◆ **Input rows**:
────────
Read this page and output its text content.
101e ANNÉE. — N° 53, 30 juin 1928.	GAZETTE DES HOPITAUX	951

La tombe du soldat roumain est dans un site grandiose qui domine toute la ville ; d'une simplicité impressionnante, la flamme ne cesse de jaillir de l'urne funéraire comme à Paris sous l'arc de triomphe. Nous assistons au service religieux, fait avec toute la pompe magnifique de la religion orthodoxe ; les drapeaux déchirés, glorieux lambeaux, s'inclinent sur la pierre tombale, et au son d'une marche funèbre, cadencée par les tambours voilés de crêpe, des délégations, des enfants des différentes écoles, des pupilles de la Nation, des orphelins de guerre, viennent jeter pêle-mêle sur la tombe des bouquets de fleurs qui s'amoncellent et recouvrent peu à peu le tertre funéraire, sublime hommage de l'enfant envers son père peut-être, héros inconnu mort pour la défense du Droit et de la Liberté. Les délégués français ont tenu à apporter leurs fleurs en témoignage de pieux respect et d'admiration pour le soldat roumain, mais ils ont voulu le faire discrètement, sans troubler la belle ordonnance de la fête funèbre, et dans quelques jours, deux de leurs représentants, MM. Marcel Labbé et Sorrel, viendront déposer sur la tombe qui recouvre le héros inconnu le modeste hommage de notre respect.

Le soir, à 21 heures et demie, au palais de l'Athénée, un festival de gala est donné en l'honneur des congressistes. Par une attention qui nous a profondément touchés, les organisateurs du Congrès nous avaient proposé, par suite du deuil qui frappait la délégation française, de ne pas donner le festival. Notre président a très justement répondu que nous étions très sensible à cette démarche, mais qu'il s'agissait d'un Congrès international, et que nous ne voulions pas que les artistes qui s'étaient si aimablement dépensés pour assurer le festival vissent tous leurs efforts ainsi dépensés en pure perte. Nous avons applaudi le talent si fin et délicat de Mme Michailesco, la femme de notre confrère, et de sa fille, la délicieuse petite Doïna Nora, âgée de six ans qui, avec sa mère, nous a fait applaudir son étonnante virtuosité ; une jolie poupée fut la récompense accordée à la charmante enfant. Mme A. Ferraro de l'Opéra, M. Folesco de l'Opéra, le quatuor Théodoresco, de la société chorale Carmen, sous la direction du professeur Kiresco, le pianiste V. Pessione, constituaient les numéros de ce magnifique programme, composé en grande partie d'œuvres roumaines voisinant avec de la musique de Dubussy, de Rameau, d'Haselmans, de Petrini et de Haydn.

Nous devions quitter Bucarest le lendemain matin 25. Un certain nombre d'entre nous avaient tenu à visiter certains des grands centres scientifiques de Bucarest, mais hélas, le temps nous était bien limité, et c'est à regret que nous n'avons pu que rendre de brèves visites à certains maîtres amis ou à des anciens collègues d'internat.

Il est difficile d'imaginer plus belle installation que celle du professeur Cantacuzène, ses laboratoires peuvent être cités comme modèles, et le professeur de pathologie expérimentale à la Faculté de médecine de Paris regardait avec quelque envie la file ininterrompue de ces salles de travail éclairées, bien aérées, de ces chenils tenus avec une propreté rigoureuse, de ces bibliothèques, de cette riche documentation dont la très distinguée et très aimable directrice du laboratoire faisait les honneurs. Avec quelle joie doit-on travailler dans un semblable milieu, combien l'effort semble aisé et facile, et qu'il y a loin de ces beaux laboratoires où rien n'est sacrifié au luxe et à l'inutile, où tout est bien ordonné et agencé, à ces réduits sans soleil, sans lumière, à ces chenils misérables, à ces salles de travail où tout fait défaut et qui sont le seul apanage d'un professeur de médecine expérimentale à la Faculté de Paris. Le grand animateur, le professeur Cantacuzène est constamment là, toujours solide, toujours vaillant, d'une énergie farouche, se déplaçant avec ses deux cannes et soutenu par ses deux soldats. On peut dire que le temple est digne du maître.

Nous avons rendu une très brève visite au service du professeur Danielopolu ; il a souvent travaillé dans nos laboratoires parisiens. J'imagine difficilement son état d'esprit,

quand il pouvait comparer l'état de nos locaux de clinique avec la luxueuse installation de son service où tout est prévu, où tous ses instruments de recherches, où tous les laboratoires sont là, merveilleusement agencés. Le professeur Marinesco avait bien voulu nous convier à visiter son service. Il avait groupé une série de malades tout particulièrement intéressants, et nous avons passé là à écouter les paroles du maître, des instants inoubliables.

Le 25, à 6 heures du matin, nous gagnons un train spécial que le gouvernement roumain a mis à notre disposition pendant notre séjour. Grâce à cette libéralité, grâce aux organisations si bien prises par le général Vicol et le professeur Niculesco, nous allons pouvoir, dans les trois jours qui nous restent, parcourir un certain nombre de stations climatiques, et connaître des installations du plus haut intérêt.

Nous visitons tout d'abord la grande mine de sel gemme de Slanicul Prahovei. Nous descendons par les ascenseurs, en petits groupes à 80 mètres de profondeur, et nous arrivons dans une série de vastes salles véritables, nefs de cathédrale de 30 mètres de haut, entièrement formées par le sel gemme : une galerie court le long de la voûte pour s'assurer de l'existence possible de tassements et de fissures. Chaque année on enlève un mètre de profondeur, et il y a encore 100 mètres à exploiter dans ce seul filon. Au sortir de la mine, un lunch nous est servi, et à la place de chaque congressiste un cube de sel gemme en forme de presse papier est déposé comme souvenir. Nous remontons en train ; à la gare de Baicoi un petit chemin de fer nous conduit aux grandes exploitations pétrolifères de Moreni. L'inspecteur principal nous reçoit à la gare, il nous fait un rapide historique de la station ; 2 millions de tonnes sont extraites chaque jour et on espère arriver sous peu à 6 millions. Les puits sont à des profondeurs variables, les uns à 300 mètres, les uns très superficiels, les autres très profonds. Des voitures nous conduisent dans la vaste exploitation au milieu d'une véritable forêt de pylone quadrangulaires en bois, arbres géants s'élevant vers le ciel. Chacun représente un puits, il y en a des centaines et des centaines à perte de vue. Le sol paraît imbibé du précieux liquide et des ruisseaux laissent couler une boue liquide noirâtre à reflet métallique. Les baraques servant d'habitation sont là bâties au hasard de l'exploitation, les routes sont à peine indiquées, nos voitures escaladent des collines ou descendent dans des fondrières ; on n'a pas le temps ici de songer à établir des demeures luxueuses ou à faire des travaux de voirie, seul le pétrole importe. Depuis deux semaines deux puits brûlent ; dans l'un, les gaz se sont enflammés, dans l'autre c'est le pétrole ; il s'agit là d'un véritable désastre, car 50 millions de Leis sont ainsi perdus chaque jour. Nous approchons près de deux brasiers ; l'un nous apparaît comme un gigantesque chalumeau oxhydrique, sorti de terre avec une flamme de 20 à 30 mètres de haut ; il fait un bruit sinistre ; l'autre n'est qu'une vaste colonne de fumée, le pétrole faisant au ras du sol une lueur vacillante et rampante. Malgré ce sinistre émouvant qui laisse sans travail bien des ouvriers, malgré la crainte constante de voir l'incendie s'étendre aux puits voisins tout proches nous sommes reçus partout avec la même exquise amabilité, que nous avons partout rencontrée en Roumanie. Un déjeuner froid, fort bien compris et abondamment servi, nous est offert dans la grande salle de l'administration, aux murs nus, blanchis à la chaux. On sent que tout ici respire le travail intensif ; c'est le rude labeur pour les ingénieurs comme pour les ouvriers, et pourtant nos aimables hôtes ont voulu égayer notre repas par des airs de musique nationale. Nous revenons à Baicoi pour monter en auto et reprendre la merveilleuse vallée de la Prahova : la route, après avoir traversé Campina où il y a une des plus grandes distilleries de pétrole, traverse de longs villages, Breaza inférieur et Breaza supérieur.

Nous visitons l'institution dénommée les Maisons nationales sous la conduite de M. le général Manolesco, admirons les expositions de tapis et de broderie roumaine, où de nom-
────────
◆ **Work instructions**:
Filter the entries above down to the lines containing the word "certain".

◆ **The completed task**:
Nous devions quitter Bucarest le lendemain matin 25. Un certain nombre d'entre nous avaient tenu à visiter certains des grands centres scientifiques de Bucarest, mais hélas, le temps nous était bien limité, et c'est à regret que nous n'avons pu que rendre de brèves visites à certains maîtres amis ou à des anciens collègues d'internat.
Le 25, à 6 heures du matin, nous gagnons un train spécial que le gouvernement roumain a mis à notre disposition pendant notre séjour. Grâce à cette libéralité, grâce aux organisations si bien prises par le général Vicol et le professeur Niculesco, nous allons pouvoir, dans les trois jours qui nous restent, parcourir un certain nombre de stations climatiques, et connaître des installations du plus haut intérêt.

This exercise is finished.